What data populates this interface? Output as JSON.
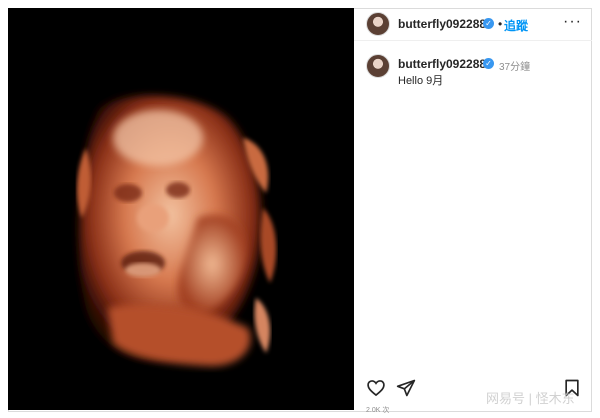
{
  "post": {
    "username": "butterfly092288",
    "verified_symbol": "✓",
    "dot": "•",
    "follow_label": "追蹤",
    "more_symbol": "···",
    "caption": "Hello 9月",
    "time": "37分鐘",
    "likes_text": "2.0K 次",
    "watermark": "网易号 | 怪木东"
  },
  "icons": {
    "heart": "heart-icon",
    "share": "share-icon",
    "save": "bookmark-icon",
    "verified": "verified-badge-icon"
  },
  "colors": {
    "accent": "#0095f6",
    "verified": "#3897f0",
    "media_background": "#000000",
    "flesh_tone": "#c8623f"
  }
}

━━━━━━━━━━

The problem:
Give back every line exactly as it stands, pictures excluded.

Solution to the exercise:
What data populates this interface? Output as JSON.
{
  "post": {
    "username": "butterfly092288",
    "verified_symbol": "✓",
    "dot": "•",
    "follow_label": "追蹤",
    "more_symbol": "···",
    "caption": "Hello 9月",
    "time": "37分鐘",
    "likes_text": "2.0K 次",
    "watermark": "网易号 | 怪木东"
  },
  "icons": {
    "heart": "heart-icon",
    "share": "share-icon",
    "save": "bookmark-icon",
    "verified": "verified-badge-icon"
  },
  "colors": {
    "accent": "#0095f6",
    "verified": "#3897f0",
    "media_background": "#000000",
    "flesh_tone": "#c8623f"
  }
}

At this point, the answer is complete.